## WORK TO BE COMPLETED
Give the total of lines holding the word "Parkinson" in the records below, and nothing else.

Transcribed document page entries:
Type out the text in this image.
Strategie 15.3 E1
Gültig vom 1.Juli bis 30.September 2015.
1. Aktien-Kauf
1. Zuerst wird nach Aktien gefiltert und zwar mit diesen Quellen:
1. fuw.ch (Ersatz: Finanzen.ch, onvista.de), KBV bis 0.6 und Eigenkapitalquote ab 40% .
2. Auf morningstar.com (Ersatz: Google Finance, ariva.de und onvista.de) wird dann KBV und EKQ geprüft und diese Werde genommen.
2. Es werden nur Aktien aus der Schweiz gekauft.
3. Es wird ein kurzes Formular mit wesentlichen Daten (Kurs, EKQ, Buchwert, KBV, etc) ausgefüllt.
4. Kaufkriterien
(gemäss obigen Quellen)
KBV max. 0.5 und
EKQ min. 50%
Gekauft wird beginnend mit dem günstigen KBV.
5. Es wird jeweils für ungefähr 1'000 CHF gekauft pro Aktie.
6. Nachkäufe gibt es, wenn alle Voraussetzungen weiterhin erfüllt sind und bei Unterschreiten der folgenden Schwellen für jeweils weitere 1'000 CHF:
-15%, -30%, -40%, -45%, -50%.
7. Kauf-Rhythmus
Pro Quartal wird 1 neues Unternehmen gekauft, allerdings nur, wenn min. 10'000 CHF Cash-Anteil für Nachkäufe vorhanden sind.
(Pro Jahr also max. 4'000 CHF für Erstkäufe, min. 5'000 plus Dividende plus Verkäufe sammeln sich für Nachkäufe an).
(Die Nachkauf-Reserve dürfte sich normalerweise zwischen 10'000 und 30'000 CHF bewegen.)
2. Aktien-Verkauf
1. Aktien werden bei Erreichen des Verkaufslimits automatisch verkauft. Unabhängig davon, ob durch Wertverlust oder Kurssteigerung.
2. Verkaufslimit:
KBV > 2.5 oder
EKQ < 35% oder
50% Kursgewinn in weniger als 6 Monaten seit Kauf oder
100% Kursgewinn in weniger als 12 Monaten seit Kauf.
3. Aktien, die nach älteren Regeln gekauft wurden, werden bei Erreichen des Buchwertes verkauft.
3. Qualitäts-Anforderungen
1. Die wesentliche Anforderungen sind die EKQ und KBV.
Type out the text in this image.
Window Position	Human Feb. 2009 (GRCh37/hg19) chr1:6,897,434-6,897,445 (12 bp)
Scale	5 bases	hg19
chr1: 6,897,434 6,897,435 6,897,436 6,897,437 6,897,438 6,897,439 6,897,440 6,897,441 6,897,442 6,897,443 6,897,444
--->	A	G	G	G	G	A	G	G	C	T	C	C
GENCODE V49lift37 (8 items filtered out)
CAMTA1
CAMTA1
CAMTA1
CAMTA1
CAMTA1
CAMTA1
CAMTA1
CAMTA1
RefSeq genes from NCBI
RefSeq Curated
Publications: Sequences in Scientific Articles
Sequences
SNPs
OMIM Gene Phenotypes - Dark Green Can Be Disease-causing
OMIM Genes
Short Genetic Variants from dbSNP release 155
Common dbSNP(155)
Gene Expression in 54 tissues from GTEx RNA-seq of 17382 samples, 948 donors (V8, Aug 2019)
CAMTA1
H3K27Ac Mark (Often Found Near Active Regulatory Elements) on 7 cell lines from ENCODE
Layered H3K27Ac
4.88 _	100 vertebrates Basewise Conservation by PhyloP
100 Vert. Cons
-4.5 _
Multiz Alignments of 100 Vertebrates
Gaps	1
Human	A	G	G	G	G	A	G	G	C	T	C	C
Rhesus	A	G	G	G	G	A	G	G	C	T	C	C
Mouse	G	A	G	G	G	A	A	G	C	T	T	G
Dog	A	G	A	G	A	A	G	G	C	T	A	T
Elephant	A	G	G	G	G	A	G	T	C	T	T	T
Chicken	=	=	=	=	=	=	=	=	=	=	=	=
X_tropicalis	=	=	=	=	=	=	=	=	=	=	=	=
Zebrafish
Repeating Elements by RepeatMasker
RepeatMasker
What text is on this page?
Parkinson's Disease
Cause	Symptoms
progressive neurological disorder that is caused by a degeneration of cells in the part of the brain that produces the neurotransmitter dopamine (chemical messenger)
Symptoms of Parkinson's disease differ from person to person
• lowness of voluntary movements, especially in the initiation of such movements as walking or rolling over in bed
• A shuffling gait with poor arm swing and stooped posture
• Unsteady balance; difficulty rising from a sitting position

* * *

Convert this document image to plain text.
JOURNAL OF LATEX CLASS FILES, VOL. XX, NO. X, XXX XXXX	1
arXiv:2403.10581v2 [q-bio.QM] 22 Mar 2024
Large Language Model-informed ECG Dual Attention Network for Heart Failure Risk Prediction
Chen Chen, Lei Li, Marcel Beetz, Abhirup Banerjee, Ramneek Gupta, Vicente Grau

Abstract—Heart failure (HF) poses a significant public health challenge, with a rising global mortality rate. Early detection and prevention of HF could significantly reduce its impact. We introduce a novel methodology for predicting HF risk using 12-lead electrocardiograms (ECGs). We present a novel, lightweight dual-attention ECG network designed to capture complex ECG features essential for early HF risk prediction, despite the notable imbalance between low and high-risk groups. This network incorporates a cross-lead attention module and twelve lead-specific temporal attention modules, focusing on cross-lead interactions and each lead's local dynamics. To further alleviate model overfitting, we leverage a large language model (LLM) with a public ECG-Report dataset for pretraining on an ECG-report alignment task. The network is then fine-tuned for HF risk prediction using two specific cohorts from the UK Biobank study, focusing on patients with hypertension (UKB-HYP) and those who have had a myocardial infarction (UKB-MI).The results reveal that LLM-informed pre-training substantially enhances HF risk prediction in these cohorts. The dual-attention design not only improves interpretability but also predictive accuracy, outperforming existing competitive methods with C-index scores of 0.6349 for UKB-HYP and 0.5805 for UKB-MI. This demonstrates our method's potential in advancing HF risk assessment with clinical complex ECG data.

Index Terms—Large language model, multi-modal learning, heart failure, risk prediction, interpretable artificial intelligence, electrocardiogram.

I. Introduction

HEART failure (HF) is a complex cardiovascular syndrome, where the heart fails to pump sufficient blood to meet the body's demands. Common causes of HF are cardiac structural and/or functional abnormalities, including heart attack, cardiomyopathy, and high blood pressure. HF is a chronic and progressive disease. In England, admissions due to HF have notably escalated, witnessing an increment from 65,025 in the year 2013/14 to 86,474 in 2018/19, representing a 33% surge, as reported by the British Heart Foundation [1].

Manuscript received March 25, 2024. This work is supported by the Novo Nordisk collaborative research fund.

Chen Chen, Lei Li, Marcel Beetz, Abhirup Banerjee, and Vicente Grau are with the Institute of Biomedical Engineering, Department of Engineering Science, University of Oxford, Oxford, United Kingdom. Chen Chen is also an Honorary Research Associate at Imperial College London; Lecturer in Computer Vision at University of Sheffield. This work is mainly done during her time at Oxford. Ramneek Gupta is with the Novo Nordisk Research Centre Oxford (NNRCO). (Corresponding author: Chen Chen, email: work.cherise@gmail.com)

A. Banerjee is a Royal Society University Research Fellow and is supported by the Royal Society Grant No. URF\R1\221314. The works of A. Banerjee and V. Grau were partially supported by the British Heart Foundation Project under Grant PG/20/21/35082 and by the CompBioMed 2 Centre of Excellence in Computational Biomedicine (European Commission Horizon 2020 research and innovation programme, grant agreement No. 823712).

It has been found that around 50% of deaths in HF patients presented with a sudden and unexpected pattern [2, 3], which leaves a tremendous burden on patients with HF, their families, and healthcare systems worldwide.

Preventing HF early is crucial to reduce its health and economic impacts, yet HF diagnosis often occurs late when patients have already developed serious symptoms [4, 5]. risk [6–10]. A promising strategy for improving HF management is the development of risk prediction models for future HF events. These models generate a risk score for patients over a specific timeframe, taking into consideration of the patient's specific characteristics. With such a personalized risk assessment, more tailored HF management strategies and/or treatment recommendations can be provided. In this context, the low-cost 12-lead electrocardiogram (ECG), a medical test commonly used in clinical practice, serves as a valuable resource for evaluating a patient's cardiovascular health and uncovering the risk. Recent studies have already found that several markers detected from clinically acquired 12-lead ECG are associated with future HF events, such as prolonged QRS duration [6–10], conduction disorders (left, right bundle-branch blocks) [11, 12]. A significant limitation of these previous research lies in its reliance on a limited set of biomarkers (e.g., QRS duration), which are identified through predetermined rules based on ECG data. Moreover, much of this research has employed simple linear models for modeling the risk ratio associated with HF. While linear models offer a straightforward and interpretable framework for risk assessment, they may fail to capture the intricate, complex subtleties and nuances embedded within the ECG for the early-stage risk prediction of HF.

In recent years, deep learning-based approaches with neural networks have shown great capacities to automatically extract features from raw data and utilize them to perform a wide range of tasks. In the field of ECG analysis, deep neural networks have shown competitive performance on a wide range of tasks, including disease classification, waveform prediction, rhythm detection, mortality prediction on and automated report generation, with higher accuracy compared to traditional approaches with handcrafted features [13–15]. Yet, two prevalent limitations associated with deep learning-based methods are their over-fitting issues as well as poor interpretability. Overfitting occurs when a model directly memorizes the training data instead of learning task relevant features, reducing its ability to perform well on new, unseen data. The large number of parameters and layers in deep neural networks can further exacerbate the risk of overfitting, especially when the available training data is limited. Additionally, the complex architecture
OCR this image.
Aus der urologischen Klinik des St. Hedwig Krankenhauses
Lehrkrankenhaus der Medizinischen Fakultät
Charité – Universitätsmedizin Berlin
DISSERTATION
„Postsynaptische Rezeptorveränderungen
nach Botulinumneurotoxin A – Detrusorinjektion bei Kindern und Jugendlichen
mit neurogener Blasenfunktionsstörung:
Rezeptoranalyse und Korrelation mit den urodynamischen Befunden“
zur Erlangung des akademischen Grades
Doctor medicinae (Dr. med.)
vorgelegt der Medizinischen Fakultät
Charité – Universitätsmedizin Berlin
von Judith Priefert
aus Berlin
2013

* * *

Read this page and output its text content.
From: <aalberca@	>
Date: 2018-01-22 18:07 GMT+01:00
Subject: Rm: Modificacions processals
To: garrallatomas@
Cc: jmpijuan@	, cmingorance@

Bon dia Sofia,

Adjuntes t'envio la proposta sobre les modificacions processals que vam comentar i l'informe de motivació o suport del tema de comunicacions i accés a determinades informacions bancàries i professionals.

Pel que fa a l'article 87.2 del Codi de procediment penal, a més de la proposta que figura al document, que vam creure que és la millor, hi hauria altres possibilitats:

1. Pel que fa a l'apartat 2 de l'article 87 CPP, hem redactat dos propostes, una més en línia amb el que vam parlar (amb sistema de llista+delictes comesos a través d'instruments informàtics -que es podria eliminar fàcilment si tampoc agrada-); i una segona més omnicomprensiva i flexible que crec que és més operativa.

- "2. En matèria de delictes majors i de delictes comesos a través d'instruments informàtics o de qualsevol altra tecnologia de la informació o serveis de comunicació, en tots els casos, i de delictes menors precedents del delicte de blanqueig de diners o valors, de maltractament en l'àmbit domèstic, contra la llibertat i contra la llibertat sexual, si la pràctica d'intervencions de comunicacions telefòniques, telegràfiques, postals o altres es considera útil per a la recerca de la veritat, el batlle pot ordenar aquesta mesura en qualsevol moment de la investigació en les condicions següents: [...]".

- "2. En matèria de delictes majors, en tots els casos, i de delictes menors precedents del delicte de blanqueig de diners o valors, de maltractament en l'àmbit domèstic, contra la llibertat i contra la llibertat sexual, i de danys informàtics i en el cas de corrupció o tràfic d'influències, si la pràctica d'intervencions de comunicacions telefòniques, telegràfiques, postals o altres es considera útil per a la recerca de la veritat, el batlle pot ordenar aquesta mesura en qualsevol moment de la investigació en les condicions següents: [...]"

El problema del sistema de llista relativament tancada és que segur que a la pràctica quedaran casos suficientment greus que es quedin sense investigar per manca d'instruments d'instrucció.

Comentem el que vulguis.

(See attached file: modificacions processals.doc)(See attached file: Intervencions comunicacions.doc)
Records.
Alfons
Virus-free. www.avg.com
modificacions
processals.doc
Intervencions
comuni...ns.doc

## OUTPUT FOR THIS EXERCISE
2